Reproduce tal cual el fragmento del artículo sobre la prensa en Brasil que empieza en las palabras "Y, hasta ahora, se" y termina después de "radio y televisión.".

→ **TEXTO PROPORCIONADO**
==============================

23 de agosto 2005 - 00:00

Brasil: prensa, cuestionada

Brasilia - Los medios de comunicación destaparon los escándalos que sacuden a Brasil y despertaron un nuevo interés por la discusión política, pero son cuestionados, y no sólo desde el poder, por investigar poco y comprometer sin pruebas la reputación de personas y empresas, dijeron analistas.

«Los medios se mostraron muy activos como reproductores, no como investigadores, ya que no investigaron nada», estima Alberto Dines, editor jefe del Observatorio de Imprensa, un organismo independiente.

El ombudsman del diario «Folha de Sao Paulo», Marcelo Beraba, concuerda. «Nada de lo más relevante surgió de un trabajo investigativo propiamente dicho», pero «eso no desmerece lo realizado», porque «investigar la corrupción es difícil en todo el mundo» y, al fin y al cabo, «lo que importa es saber si la acusación es cierta o no», dijo.

Y, hasta ahora, se está verificando que buena parte de las acusaciones lanzadas en los últimos tres meses tiene algún sustento. La comparecencia de sospechosos ante las comisiones parlamentarias que investigan las denuncias se convirtió en la gran telenovela nacional, con millones de brasileños siguiendo las maratónicas transmisiones en vivo por radio y televisión.

Esa telenovela bate récords de audiencia y gravita en torno a un gran misterio: ¿el presidente Luiz Inácio Lula da Silva sabía del esquema de corrupción montado por su Partido de los Trabajadores, o fue «traicionado», como él afirma?

==============================

Datos de detección de la estructura de documentos
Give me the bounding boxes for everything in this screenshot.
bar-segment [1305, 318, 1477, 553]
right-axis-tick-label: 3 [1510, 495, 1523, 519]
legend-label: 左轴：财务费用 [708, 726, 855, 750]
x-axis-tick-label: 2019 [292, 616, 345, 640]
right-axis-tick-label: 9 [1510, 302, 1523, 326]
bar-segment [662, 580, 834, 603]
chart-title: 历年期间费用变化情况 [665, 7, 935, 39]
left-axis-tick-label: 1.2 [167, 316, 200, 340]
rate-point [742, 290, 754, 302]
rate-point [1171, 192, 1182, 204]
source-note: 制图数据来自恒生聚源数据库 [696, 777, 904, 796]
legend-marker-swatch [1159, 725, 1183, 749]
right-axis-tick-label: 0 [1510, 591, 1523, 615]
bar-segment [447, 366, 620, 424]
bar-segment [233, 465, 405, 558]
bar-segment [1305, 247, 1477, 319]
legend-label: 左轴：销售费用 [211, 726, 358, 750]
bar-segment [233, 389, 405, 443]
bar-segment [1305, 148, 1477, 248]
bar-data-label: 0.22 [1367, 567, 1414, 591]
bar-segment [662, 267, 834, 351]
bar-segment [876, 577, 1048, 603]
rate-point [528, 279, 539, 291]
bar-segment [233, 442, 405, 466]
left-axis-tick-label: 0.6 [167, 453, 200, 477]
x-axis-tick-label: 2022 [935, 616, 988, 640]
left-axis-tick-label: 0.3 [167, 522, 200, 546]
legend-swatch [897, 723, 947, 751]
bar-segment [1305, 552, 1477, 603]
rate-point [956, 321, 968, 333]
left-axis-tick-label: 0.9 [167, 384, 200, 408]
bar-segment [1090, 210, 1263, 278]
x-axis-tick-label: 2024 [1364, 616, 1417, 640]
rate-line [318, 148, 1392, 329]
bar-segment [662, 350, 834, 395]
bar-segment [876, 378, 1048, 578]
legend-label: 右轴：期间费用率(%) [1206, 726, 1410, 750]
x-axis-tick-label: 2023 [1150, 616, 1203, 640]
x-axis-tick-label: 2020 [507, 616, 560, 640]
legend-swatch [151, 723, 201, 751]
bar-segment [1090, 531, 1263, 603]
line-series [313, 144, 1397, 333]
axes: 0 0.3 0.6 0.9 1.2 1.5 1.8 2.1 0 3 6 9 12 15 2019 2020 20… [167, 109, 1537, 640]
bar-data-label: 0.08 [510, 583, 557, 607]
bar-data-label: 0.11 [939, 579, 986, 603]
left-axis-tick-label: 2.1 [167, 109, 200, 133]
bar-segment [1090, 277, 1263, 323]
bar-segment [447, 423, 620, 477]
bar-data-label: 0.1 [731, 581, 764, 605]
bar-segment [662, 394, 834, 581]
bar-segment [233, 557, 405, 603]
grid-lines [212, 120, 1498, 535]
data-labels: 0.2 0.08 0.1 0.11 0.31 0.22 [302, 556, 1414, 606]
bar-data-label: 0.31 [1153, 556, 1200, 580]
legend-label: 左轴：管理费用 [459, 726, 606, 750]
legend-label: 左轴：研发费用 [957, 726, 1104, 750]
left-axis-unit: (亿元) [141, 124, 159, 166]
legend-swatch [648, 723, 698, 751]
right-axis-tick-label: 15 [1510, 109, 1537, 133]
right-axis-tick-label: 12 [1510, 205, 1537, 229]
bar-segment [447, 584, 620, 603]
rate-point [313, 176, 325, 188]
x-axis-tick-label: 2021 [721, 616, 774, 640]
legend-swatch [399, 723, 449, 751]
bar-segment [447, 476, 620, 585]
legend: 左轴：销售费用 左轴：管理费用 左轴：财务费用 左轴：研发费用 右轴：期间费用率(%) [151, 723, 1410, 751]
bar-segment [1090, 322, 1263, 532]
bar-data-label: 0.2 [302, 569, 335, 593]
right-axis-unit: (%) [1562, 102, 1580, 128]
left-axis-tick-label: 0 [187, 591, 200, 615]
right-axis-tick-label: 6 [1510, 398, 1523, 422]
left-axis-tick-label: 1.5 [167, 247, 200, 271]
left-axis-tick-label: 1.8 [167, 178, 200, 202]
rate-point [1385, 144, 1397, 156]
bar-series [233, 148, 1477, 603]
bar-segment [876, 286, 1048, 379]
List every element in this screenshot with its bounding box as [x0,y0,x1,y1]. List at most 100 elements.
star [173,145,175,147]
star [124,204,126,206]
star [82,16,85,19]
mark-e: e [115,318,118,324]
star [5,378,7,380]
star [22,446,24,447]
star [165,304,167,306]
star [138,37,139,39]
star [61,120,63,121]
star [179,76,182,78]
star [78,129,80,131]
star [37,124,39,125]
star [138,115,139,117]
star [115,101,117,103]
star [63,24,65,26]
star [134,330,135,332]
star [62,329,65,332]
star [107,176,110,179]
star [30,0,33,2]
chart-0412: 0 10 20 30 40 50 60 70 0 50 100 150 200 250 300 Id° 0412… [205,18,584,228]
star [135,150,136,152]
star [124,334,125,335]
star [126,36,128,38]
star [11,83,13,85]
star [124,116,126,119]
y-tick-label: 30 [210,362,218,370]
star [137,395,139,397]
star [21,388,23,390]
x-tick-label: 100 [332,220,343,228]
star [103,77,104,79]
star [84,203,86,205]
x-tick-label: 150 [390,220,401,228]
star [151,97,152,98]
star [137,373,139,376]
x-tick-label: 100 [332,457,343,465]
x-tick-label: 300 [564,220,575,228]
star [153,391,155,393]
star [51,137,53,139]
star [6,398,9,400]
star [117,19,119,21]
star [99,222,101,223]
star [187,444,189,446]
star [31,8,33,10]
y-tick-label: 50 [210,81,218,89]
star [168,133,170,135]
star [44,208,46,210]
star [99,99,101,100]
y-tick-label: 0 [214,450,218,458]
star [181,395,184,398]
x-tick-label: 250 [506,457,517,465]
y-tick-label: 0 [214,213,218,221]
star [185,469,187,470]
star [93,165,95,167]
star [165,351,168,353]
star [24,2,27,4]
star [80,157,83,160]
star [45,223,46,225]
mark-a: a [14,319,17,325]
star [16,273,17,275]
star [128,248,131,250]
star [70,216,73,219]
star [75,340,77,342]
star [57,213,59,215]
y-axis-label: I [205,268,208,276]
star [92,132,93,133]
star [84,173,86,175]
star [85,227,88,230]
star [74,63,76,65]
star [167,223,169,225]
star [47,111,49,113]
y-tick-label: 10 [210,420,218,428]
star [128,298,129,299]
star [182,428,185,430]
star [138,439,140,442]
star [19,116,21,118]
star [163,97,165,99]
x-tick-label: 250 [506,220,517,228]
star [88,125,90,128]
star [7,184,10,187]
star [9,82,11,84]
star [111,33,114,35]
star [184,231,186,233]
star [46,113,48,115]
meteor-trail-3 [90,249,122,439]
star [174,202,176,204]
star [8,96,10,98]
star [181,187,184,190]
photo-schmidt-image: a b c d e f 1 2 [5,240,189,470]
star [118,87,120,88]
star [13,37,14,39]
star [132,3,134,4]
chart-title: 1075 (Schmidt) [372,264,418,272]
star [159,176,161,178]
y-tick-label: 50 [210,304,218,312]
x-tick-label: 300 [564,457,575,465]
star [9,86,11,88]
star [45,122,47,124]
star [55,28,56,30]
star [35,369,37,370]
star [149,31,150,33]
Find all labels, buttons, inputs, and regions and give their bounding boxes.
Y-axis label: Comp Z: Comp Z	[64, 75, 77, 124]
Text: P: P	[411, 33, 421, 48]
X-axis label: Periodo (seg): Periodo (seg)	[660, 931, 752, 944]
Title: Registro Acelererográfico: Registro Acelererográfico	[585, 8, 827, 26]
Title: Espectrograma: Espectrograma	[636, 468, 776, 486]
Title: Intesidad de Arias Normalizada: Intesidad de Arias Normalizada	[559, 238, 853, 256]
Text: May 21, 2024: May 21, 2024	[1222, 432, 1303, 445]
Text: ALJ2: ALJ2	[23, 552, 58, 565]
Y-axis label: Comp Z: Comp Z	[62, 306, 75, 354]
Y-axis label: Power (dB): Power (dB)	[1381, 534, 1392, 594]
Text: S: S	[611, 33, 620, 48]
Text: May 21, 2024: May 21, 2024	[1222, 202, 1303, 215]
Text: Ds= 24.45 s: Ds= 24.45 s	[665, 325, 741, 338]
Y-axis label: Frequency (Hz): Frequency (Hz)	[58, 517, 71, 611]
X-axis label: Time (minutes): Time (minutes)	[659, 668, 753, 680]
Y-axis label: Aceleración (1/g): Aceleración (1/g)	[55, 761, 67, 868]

==============================

→ **RESPUESTA FINAL**
Y, hasta ahora, se está verificando que buena parte de las acusaciones lanzadas en los últimos tres meses tiene algún sustento. La comparecencia de sospechosos ante las comisiones parlamentarias que investigan las denuncias se convirtió en la gran telenovela nacional, con millones de brasileños siguiendo las maratónicas transmisiones en vivo por radio y televisión.